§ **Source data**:

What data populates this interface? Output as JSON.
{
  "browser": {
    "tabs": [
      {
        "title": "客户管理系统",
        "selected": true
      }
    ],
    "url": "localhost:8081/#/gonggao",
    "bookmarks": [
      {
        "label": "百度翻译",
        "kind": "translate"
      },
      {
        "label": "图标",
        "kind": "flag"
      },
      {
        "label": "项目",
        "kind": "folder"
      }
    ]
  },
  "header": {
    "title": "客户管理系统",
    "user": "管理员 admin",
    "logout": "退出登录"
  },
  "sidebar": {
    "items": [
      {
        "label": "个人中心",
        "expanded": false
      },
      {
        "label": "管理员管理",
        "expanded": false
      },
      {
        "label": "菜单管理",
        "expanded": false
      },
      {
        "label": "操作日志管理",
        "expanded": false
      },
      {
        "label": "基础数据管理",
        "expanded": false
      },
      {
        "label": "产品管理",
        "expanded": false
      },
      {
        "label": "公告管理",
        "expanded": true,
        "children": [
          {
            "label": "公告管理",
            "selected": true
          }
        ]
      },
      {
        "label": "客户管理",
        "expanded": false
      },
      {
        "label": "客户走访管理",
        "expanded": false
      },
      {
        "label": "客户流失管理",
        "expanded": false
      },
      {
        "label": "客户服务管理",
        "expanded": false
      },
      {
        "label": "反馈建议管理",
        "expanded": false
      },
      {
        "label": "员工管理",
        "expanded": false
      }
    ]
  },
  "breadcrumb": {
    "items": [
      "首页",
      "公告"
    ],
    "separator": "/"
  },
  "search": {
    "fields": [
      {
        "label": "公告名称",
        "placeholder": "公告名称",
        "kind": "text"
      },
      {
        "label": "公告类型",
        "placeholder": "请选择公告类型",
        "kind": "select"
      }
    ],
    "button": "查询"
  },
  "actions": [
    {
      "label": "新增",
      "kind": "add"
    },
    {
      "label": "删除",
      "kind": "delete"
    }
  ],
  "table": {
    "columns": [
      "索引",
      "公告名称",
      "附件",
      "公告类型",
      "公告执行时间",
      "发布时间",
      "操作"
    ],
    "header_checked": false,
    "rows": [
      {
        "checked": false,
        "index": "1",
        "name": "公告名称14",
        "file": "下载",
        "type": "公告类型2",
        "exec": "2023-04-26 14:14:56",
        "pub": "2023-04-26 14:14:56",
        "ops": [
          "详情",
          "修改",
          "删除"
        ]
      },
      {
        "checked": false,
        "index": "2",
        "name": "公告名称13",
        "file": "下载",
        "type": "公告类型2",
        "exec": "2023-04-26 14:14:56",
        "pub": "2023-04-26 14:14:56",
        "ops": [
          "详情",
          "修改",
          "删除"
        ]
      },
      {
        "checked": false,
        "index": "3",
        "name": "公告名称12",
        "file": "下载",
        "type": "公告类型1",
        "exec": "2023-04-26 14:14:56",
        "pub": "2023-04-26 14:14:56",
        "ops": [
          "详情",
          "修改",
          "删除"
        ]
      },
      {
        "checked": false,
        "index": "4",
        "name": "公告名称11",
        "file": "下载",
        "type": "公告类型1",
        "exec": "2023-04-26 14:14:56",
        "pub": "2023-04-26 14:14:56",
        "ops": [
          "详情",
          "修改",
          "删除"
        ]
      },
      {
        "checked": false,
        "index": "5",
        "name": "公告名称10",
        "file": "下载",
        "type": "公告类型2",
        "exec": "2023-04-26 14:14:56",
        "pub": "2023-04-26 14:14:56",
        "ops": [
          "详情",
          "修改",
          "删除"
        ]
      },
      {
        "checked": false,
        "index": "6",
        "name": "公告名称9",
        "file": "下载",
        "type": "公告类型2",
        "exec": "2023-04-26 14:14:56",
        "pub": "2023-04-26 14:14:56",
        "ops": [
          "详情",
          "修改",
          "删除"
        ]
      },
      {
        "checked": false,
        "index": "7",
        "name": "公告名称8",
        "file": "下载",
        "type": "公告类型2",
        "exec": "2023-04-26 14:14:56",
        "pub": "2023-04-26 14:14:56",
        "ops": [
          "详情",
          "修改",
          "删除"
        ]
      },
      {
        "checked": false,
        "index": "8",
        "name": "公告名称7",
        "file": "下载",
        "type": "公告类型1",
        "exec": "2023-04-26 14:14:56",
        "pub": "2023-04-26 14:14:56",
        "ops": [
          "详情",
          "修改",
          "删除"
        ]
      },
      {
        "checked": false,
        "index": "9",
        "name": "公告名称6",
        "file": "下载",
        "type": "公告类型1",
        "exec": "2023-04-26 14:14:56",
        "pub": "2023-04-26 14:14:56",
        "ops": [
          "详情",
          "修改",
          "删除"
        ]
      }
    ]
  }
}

§ **Exercise goal**:
Report only a number: how many lines in the material above contain the string "name".

§ **Complete response**:
9